— DATA EXCERPTS —

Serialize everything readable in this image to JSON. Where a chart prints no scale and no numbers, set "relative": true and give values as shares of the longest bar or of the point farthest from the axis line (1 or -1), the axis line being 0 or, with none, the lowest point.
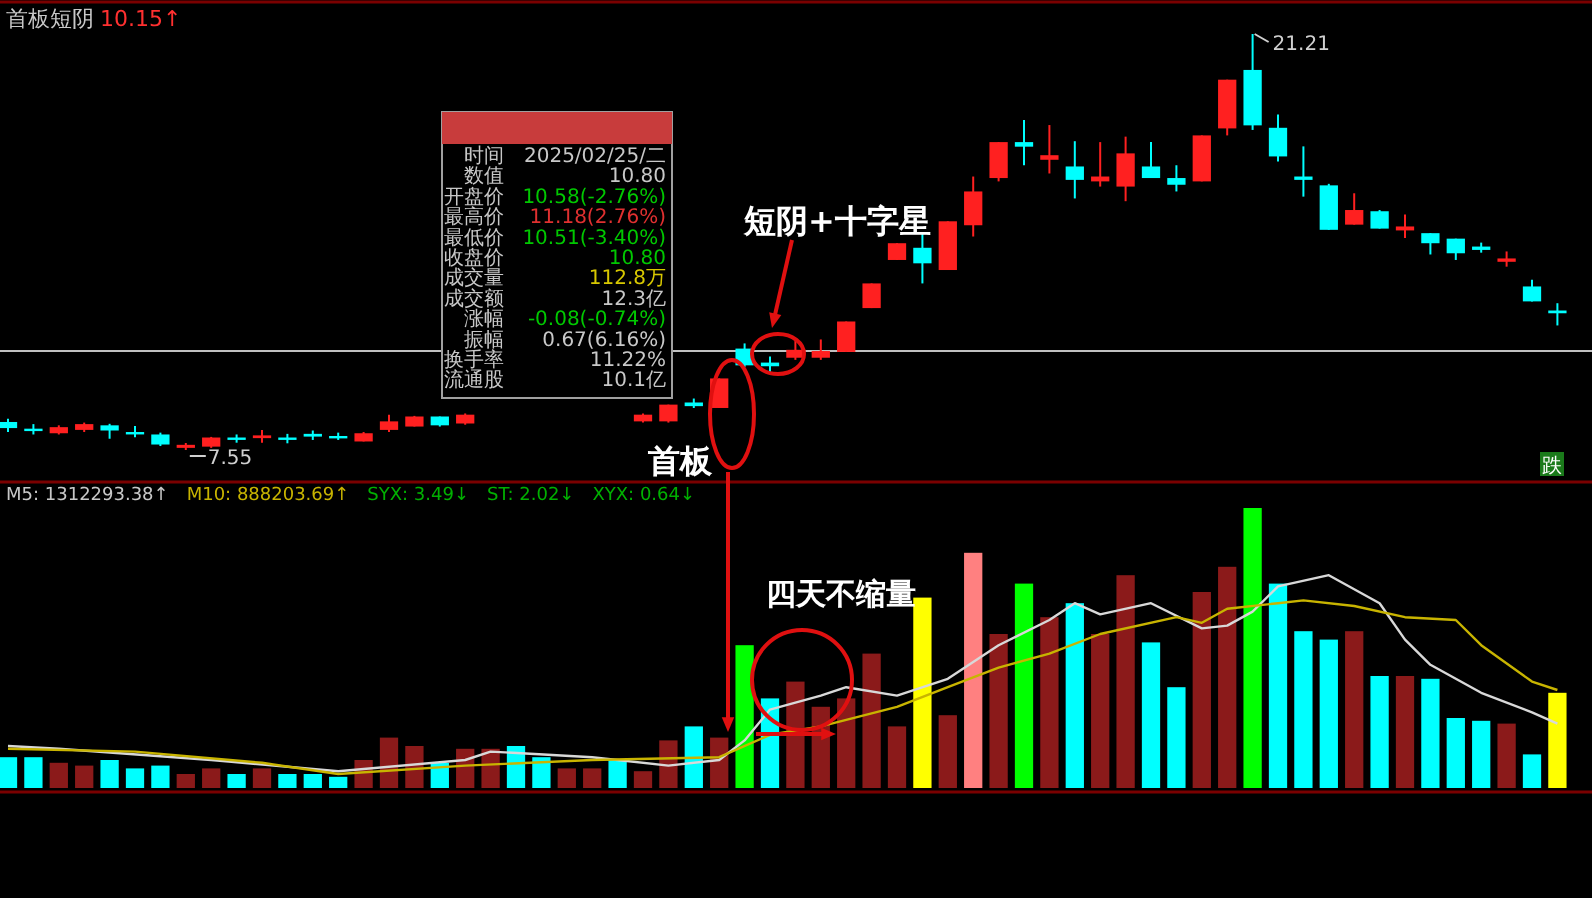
{
  "chart_data": [
    {
      "type": "candlestick",
      "title": "首板短阴",
      "tick_labels": false,
      "categories": [
        null,
        null,
        null,
        null,
        null,
        null,
        null,
        null,
        null,
        null,
        null,
        null,
        null,
        null,
        null,
        null,
        null,
        null,
        null,
        null,
        null,
        null,
        null,
        null,
        null,
        null,
        null,
        null,
        null,
        null,
        null,
        null,
        null,
        null,
        null,
        null,
        null,
        null,
        null,
        null,
        null,
        null,
        null,
        null,
        null,
        null,
        null,
        null,
        null,
        null,
        null,
        null,
        null,
        null,
        null,
        null,
        null,
        null,
        null,
        null,
        null,
        null
      ],
      "ohlc": [
        [
          8.47,
          8.58,
          8.14,
          8.27
        ],
        [
          8.25,
          8.4,
          8.06,
          8.19
        ],
        [
          8.1,
          8.36,
          8.06,
          8.3
        ],
        [
          8.21,
          8.45,
          8.14,
          8.4
        ],
        [
          8.36,
          8.41,
          7.92,
          8.19
        ],
        [
          8.14,
          8.34,
          7.97,
          8.08
        ],
        [
          8.06,
          8.12,
          7.68,
          7.73
        ],
        [
          7.62,
          7.78,
          7.55,
          7.72
        ],
        [
          7.66,
          7.98,
          7.62,
          7.96
        ],
        [
          7.96,
          8.06,
          7.79,
          7.9
        ],
        [
          7.94,
          8.21,
          7.79,
          8.03
        ],
        [
          7.96,
          8.08,
          7.77,
          7.9
        ],
        [
          8.08,
          8.19,
          7.88,
          7.99
        ],
        [
          8.01,
          8.12,
          7.88,
          7.94
        ],
        [
          7.83,
          8.14,
          7.83,
          8.1
        ],
        [
          8.21,
          8.71,
          8.14,
          8.49
        ],
        [
          8.32,
          8.67,
          8.32,
          8.65
        ],
        [
          8.65,
          8.65,
          8.32,
          8.36
        ],
        [
          8.42,
          8.75,
          8.38,
          8.71
        ],
        null,
        null,
        null,
        null,
        null,
        null,
        [
          8.49,
          8.75,
          8.45,
          8.71
        ],
        [
          8.49,
          9.04,
          8.45,
          9.04
        ],
        [
          9.11,
          9.24,
          8.93,
          8.99
        ],
        [
          8.93,
          9.9,
          8.93,
          9.9
        ],
        [
          10.88,
          11.05,
          10.28,
          10.33
        ],
        [
          10.42,
          10.62,
          10.11,
          10.3
        ],
        [
          10.58,
          11.16,
          10.51,
          10.84
        ],
        [
          10.58,
          11.18,
          10.51,
          10.8
        ],
        [
          10.77,
          11.77,
          10.77,
          11.77
        ],
        [
          12.21,
          13.02,
          12.21,
          13.02
        ],
        [
          13.79,
          14.34,
          13.79,
          14.34
        ],
        [
          14.19,
          14.67,
          13.02,
          13.68
        ],
        [
          13.46,
          15.06,
          13.46,
          15.06
        ],
        [
          14.93,
          16.53,
          14.56,
          16.04
        ],
        [
          16.48,
          17.66,
          16.37,
          17.66
        ],
        [
          17.66,
          18.39,
          16.9,
          17.51
        ],
        [
          17.08,
          18.22,
          16.63,
          17.23
        ],
        [
          16.86,
          17.69,
          15.81,
          16.42
        ],
        [
          16.37,
          17.66,
          16.2,
          16.53
        ],
        [
          16.2,
          17.84,
          15.72,
          17.29
        ],
        [
          16.86,
          17.66,
          16.48,
          16.48
        ],
        [
          16.48,
          16.9,
          16.04,
          16.26
        ],
        [
          16.37,
          17.88,
          16.37,
          17.88
        ],
        [
          18.11,
          19.71,
          17.88,
          19.71
        ],
        [
          20.03,
          21.21,
          18.06,
          18.21
        ],
        [
          18.13,
          18.57,
          17.02,
          17.19
        ],
        [
          16.53,
          17.52,
          15.87,
          16.42
        ],
        [
          16.24,
          16.29,
          14.78,
          14.78
        ],
        [
          14.95,
          15.98,
          14.95,
          15.43
        ],
        [
          15.39,
          15.43,
          14.82,
          14.82
        ],
        [
          14.76,
          15.28,
          14.51,
          14.89
        ],
        [
          14.67,
          14.67,
          13.97,
          14.34
        ],
        [
          14.49,
          14.49,
          13.79,
          14.01
        ],
        [
          14.23,
          14.36,
          14.03,
          14.12
        ],
        [
          13.73,
          14.07,
          13.57,
          13.84
        ],
        [
          12.92,
          13.14,
          12.43,
          12.43
        ],
        [
          12.13,
          12.37,
          11.64,
          12.04
        ]
      ],
      "ref_lines": [
        {
          "axis": "y",
          "value": 10.8,
          "color": "#c0c0c0"
        }
      ],
      "annotations": [
        "10.15↑",
        "7.55",
        "21.21",
        "短阴+十字星",
        "首板",
        "跌"
      ]
    },
    {
      "type": "other",
      "annotations": [
        "时间",
        "2025/02/25/二",
        "数值",
        "10.80",
        "开盘价",
        "10.58(-2.76%)",
        "最高价",
        "11.18(2.76%)",
        "最低价",
        "10.51(-3.40%)",
        "收盘价",
        "10.80",
        "成交量",
        "112.8万",
        "成交额",
        "12.3亿",
        "涨幅",
        "-0.08(-0.74%)",
        "振幅",
        "0.67(6.16%)",
        "换手率",
        "11.22%",
        "流通股",
        "10.1亿"
      ]
    },
    {
      "type": "bar",
      "relative": true,
      "tick_labels": false,
      "categories": [
        null,
        null,
        null,
        null,
        null,
        null,
        null,
        null,
        null,
        null,
        null,
        null,
        null,
        null,
        null,
        null,
        null,
        null,
        null,
        null,
        null,
        null,
        null,
        null,
        null,
        null,
        null,
        null,
        null,
        null,
        null,
        null,
        null,
        null,
        null,
        null,
        null,
        null,
        null,
        null,
        null,
        null,
        null,
        null,
        null,
        null,
        null,
        null,
        null,
        null,
        null,
        null,
        null,
        null,
        null,
        null,
        null,
        null,
        null,
        null,
        null,
        null
      ],
      "series": [
        {
          "type": "bar",
          "values": [
            0.11,
            0.11,
            0.09,
            0.08,
            0.1,
            0.07,
            0.08,
            0.05,
            0.07,
            0.05,
            0.07,
            0.05,
            0.05,
            0.04,
            0.1,
            0.18,
            0.15,
            0.09,
            0.14,
            0.14,
            0.15,
            0.11,
            0.07,
            0.07,
            0.1,
            0.06,
            0.17,
            0.22,
            0.18,
            0.51,
            0.32,
            0.38,
            0.29,
            0.32,
            0.48,
            0.22,
            0.68,
            0.26,
            0.84,
            0.55,
            0.73,
            0.61,
            0.66,
            0.55,
            0.76,
            0.52,
            0.36,
            0.7,
            0.79,
            1,
            0.73,
            0.56,
            0.53,
            0.56,
            0.4,
            0.4,
            0.39,
            0.25,
            0.24,
            0.23,
            0.12,
            0.34
          ],
          "colors": [
            "#00ffff",
            "#00ffff",
            "#8b1a1a",
            "#8b1a1a",
            "#00ffff",
            "#00ffff",
            "#00ffff",
            "#8b1a1a",
            "#8b1a1a",
            "#00ffff",
            "#8b1a1a",
            "#00ffff",
            "#00ffff",
            "#00ffff",
            "#8b1a1a",
            "#8b1a1a",
            "#8b1a1a",
            "#00ffff",
            "#8b1a1a",
            "#8b1a1a",
            "#00ffff",
            "#00ffff",
            "#8b1a1a",
            "#8b1a1a",
            "#00ffff",
            "#8b1a1a",
            "#8b1a1a",
            "#00ffff",
            "#8b1a1a",
            "#00ff00",
            "#00ffff",
            "#8b1a1a",
            "#8b1a1a",
            "#8b1a1a",
            "#8b1a1a",
            "#8b1a1a",
            "#ffff00",
            "#8b1a1a",
            "#ff8080",
            "#8b1a1a",
            "#00ff00",
            "#8b1a1a",
            "#00ffff",
            "#8b1a1a",
            "#8b1a1a",
            "#00ffff",
            "#00ffff",
            "#8b1a1a",
            "#8b1a1a",
            "#00ff00",
            "#00ffff",
            "#00ffff",
            "#00ffff",
            "#8b1a1a",
            "#00ffff",
            "#8b1a1a",
            "#00ffff",
            "#00ffff",
            "#00ffff",
            "#8b1a1a",
            "#00ffff",
            "#ffff00"
          ]
        },
        {
          "type": "line",
          "color": "#d8d8d8",
          "values": [
            0.15,
            null,
            0.14,
            null,
            null,
            null,
            null,
            null,
            0.1,
            null,
            null,
            null,
            null,
            0.06,
            null,
            null,
            null,
            null,
            0.1,
            0.13,
            null,
            null,
            null,
            0.11,
            null,
            null,
            0.08,
            null,
            0.1,
            0.17,
            0.28,
            null,
            0.33,
            0.36,
            null,
            0.33,
            null,
            0.39,
            null,
            0.51,
            null,
            0.6,
            0.66,
            0.62,
            null,
            0.66,
            null,
            0.57,
            0.58,
            0.63,
            0.72,
            null,
            0.76,
            null,
            0.66,
            0.53,
            0.44,
            null,
            0.34,
            null,
            0.27,
            0.23
          ]
        },
        {
          "type": "line",
          "color": "#c8b400",
          "values": [
            0.14,
            null,
            null,
            null,
            null,
            0.13,
            null,
            null,
            null,
            null,
            0.09,
            null,
            null,
            0.05,
            null,
            null,
            null,
            null,
            0.08,
            null,
            null,
            null,
            null,
            0.1,
            null,
            null,
            null,
            null,
            0.11,
            null,
            0.19,
            null,
            0.22,
            null,
            null,
            0.29,
            null,
            0.36,
            null,
            0.43,
            null,
            0.48,
            null,
            0.55,
            null,
            null,
            0.61,
            0.59,
            0.64,
            null,
            0.66,
            0.67,
            null,
            0.65,
            null,
            0.61,
            null,
            0.6,
            0.51,
            null,
            0.38,
            0.35
          ]
        }
      ],
      "annotations": [
        "M5: 1312293.38↑",
        "M10: 888203.69↑",
        "SYX: 3.49↓",
        "ST: 2.02↓",
        "XYX: 0.64↓",
        "四天不缩量"
      ]
    }
  ]
}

— DESCRIPTION OF THE TASK —
For each line above that contains the word "relative", copy that line.

— THE SOLUTION —
Serialize everything readable in this image to JSON. Where a chart prints no scale and no numbers, set "relative": true and give values as shares of the longest bar or of the point farthest from the axis line (1 or -1), the axis line being 0 or, with none, the lowest point.
      "relative": true,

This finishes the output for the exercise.